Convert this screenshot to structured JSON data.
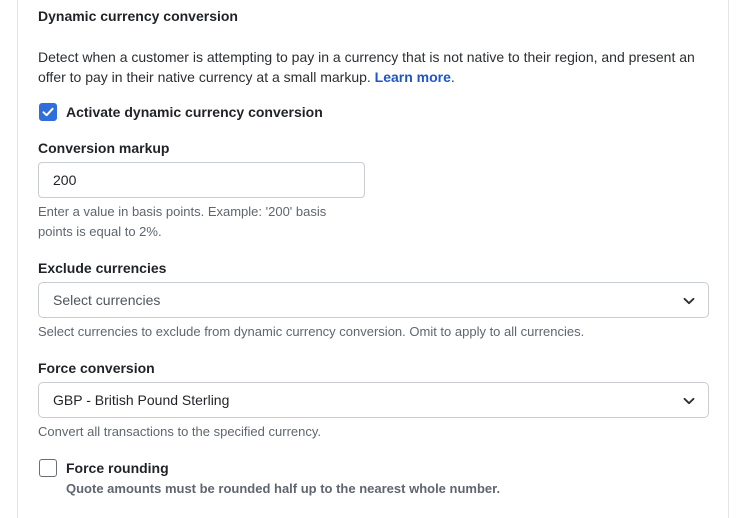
{
  "section": {
    "title": "Dynamic currency conversion",
    "description": "Detect when a customer is attempting to pay in a currency that is not native to their region, and present an offer to pay in their native currency at a small markup. ",
    "learn_more": "Learn more",
    "learn_more_suffix": "."
  },
  "activate": {
    "label": "Activate dynamic currency conversion",
    "checked": true
  },
  "markup": {
    "label": "Conversion markup",
    "value": "200",
    "help": "Enter a value in basis points. Example: '200' basis points is equal to 2%."
  },
  "exclude": {
    "label": "Exclude currencies",
    "placeholder": "Select currencies",
    "help": "Select currencies to exclude from dynamic currency conversion. Omit to apply to all currencies."
  },
  "force_conversion": {
    "label": "Force conversion",
    "value": "GBP - British Pound Sterling",
    "help": "Convert all transactions to the specified currency."
  },
  "force_rounding": {
    "label": "Force rounding",
    "checked": false,
    "help": "Quote amounts must be rounded half up to the nearest whole number."
  },
  "icons": {
    "checkmark": "check-icon",
    "dropdown": "chevron-down-icon"
  },
  "colors": {
    "accent": "#2f6fdd",
    "link": "#1f56c6",
    "help_text": "#5f6670",
    "border": "#c9cdd2"
  }
}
────────
Retype everything in the material word for word, minus pictures.

Convert this screenshot to structured JSON data.
{
  "section": {
    "title": "Dynamic currency conversion",
    "description": "Detect when a customer is attempting to pay in a currency that is not native to their region, and present an offer to pay in their native currency at a small markup. ",
    "learn_more": "Learn more",
    "learn_more_suffix": "."
  },
  "activate": {
    "label": "Activate dynamic currency conversion",
    "checked": true
  },
  "markup": {
    "label": "Conversion markup",
    "value": "200",
    "help": "Enter a value in basis points. Example: '200' basis points is equal to 2%."
  },
  "exclude": {
    "label": "Exclude currencies",
    "placeholder": "Select currencies",
    "help": "Select currencies to exclude from dynamic currency conversion. Omit to apply to all currencies."
  },
  "force_conversion": {
    "label": "Force conversion",
    "value": "GBP - British Pound Sterling",
    "help": "Convert all transactions to the specified currency."
  },
  "force_rounding": {
    "label": "Force rounding",
    "checked": false,
    "help": "Quote amounts must be rounded half up to the nearest whole number."
  },
  "icons": {
    "checkmark": "check-icon",
    "dropdown": "chevron-down-icon"
  },
  "colors": {
    "accent": "#2f6fdd",
    "link": "#1f56c6",
    "help_text": "#5f6670",
    "border": "#c9cdd2"
  }
}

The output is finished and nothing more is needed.